(Stored entries)
--- BEGIN ---

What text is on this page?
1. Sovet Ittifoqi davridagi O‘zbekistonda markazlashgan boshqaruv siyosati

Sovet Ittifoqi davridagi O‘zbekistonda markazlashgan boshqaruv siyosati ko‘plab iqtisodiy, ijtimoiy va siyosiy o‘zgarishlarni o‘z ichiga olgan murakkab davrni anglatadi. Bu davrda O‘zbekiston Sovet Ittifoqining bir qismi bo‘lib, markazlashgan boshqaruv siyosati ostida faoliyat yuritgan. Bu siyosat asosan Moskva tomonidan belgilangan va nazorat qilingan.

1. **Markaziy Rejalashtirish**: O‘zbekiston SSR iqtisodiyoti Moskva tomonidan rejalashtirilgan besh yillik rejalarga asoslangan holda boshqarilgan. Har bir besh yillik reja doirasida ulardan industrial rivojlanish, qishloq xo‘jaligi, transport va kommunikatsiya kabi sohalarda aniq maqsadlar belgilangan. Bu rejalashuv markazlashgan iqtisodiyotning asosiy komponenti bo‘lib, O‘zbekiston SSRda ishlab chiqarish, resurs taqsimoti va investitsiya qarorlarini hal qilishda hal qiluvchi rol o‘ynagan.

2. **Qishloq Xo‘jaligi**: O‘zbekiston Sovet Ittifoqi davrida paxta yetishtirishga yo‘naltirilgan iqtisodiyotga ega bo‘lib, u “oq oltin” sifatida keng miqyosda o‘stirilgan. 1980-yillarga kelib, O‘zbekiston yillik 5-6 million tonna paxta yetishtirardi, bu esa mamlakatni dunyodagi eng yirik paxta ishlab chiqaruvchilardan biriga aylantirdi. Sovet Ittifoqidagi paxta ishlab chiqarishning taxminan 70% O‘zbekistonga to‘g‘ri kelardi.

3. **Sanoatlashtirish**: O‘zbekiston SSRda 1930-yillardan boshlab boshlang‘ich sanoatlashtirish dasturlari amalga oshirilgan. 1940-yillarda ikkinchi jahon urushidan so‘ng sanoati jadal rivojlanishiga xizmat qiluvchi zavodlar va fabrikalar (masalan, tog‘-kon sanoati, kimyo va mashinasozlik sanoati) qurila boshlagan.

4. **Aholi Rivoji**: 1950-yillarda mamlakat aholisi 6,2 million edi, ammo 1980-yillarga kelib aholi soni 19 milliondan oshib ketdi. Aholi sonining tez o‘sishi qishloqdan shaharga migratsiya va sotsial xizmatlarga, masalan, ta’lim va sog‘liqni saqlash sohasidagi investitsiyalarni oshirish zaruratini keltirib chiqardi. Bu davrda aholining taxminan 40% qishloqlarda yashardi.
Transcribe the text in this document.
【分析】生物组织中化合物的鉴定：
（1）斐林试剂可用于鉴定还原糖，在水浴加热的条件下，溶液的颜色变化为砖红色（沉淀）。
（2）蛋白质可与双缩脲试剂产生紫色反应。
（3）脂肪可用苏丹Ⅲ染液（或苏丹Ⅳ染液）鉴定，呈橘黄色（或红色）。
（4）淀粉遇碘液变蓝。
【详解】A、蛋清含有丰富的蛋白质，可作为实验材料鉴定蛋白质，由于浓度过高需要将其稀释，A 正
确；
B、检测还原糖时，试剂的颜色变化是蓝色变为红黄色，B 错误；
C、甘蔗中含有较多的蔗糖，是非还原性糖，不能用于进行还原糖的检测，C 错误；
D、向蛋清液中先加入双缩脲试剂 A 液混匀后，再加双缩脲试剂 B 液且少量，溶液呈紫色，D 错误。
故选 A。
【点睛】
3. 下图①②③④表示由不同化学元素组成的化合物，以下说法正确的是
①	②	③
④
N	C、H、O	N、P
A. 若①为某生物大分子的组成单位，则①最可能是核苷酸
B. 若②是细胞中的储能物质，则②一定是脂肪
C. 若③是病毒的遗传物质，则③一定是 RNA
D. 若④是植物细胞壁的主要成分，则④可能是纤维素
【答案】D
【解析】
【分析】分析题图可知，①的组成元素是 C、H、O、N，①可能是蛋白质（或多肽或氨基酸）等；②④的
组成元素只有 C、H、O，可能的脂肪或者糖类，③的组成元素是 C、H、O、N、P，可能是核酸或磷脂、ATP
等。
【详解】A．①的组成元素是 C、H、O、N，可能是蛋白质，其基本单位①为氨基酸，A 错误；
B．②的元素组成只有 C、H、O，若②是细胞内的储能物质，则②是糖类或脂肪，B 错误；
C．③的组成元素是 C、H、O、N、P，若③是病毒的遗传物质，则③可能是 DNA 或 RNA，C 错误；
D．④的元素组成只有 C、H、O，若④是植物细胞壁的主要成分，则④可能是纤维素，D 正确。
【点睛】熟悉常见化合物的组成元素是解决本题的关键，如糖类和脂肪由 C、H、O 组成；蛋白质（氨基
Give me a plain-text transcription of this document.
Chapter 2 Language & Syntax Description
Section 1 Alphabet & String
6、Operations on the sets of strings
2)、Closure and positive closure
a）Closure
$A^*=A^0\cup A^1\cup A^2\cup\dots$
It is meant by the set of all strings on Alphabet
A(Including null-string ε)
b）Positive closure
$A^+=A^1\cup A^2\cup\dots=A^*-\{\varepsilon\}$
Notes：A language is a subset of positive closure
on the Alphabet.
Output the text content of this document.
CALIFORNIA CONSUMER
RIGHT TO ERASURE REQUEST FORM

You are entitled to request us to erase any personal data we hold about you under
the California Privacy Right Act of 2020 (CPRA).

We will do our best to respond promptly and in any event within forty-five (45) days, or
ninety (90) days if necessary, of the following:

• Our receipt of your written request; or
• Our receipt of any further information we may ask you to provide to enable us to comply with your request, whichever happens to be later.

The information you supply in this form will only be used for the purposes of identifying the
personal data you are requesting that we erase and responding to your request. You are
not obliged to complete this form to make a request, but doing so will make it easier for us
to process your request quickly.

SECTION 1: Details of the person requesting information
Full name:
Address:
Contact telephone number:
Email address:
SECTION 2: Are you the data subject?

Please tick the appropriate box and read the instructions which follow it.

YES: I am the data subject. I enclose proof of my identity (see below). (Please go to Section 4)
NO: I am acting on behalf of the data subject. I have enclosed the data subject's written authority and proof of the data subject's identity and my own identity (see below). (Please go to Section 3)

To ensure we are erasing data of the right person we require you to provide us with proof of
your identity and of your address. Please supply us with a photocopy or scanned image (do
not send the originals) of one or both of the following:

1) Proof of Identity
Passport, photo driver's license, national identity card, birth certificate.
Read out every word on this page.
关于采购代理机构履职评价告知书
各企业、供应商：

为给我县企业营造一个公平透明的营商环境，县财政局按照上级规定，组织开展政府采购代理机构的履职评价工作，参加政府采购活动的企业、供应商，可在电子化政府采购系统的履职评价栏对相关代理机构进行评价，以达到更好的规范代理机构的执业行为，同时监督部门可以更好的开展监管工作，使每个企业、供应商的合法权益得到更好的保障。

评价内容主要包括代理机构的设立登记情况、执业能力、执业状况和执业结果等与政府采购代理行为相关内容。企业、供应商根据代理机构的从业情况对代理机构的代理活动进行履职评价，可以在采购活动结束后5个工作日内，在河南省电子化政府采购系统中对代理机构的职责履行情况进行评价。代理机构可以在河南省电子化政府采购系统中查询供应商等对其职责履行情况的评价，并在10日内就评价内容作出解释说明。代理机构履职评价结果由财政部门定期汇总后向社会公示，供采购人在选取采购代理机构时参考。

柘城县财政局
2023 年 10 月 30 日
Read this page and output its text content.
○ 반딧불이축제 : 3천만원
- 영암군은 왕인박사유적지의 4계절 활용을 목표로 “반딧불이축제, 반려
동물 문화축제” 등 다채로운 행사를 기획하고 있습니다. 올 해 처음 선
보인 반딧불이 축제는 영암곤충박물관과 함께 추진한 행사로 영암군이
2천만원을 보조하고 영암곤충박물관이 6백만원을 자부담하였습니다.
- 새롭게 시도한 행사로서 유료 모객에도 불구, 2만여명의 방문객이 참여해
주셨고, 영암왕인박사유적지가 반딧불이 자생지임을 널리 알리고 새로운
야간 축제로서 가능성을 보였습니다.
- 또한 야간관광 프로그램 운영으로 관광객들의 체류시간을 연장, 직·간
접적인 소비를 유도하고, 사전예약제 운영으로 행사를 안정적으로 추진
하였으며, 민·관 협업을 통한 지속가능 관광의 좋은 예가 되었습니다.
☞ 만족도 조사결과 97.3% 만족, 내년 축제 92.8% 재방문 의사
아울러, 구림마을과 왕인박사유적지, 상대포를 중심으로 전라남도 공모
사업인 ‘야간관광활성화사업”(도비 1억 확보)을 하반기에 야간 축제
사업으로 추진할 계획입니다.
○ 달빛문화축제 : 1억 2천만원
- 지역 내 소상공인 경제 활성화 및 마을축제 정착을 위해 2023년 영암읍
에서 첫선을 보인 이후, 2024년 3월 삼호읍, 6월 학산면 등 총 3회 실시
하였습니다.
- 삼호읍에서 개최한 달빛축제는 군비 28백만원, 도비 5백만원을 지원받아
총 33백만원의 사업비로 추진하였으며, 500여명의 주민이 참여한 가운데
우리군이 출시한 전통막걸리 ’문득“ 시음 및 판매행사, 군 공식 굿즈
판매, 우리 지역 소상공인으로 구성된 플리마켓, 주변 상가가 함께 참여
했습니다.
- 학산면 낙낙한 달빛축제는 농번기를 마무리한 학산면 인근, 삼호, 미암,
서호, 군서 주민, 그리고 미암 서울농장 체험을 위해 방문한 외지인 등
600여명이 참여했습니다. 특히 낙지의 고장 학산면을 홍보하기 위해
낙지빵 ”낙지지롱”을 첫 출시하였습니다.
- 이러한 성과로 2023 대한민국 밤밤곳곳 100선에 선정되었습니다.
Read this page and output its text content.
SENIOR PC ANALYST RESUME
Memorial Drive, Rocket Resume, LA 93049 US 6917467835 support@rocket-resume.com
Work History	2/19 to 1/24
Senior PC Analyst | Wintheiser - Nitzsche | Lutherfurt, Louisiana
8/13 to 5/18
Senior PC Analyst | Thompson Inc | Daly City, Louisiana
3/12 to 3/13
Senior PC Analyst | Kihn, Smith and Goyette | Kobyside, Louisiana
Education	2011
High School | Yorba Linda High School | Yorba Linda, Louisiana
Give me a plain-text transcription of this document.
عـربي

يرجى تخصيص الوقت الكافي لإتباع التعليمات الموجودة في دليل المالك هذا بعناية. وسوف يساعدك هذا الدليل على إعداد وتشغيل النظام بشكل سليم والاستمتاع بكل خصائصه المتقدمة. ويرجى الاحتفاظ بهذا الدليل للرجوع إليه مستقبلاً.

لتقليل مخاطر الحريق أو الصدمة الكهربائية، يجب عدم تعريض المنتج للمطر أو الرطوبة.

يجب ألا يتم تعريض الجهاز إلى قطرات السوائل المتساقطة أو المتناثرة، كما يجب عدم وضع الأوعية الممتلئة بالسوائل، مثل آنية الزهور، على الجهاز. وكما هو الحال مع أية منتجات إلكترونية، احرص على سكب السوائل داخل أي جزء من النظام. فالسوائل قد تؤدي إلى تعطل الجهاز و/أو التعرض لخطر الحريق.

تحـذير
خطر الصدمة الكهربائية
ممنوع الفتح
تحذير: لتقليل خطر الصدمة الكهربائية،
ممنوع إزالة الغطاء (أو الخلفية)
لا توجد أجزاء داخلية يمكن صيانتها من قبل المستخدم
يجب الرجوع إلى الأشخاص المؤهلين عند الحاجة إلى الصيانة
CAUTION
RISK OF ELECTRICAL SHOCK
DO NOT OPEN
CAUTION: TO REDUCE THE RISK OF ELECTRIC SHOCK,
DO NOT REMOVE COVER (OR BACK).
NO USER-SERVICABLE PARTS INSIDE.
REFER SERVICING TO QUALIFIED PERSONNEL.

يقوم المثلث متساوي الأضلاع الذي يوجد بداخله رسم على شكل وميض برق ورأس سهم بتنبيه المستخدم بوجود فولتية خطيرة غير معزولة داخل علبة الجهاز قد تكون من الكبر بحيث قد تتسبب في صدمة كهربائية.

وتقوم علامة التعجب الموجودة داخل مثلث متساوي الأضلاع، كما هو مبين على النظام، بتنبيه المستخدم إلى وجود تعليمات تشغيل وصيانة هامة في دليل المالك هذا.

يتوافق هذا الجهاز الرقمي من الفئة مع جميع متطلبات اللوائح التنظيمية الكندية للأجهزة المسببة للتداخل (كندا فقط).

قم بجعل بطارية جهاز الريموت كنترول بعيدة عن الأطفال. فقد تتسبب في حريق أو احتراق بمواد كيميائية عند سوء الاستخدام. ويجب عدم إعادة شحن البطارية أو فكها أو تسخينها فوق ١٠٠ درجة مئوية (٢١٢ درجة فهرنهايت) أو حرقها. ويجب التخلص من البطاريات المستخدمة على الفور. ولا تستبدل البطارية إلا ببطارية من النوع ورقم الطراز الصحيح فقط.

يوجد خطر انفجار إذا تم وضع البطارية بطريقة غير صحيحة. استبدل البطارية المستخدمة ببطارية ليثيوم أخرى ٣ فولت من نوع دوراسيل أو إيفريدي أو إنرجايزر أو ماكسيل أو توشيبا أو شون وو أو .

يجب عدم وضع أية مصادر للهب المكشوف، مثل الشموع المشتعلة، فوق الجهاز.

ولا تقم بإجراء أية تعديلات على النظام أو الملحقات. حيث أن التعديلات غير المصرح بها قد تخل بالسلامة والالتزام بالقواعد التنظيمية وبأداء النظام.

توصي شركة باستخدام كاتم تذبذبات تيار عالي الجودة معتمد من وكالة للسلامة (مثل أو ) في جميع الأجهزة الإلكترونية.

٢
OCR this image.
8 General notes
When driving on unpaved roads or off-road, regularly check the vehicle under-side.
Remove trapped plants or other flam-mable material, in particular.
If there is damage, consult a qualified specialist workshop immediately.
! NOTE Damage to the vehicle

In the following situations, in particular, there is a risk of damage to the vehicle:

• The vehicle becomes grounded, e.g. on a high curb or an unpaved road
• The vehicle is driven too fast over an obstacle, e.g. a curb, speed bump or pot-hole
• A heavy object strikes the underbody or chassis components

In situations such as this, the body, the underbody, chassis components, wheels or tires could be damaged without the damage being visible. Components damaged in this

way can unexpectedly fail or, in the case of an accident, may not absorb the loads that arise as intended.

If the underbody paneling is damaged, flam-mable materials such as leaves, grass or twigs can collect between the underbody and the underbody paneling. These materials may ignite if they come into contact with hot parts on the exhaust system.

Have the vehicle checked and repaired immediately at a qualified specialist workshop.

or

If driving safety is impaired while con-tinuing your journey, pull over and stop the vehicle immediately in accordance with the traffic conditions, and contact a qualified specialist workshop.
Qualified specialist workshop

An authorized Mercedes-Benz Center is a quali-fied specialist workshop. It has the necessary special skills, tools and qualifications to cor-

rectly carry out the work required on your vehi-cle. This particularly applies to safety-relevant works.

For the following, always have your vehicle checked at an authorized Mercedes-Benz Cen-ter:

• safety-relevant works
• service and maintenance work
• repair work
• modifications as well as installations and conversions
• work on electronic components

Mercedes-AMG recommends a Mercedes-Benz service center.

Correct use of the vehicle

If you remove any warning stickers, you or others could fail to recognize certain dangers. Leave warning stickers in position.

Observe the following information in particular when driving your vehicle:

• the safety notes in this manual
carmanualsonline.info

--- END ---

## [Aim of the exercise]
List every line from the entries above in which "specialist" appears.

## [Solved problem]
If there is damage, consult a qualified specialist workshop immediately.
Have the vehicle checked and repaired immediately at a qualified specialist workshop.
If driving safety is impaired while con-tinuing your journey, pull over and stop the vehicle immediately in accordance with the traffic conditions, and contact a qualified specialist workshop.
Qualified specialist workshop
An authorized Mercedes-Benz Center is a quali-fied specialist workshop. It has the necessary special skills, tools and qualifications to cor-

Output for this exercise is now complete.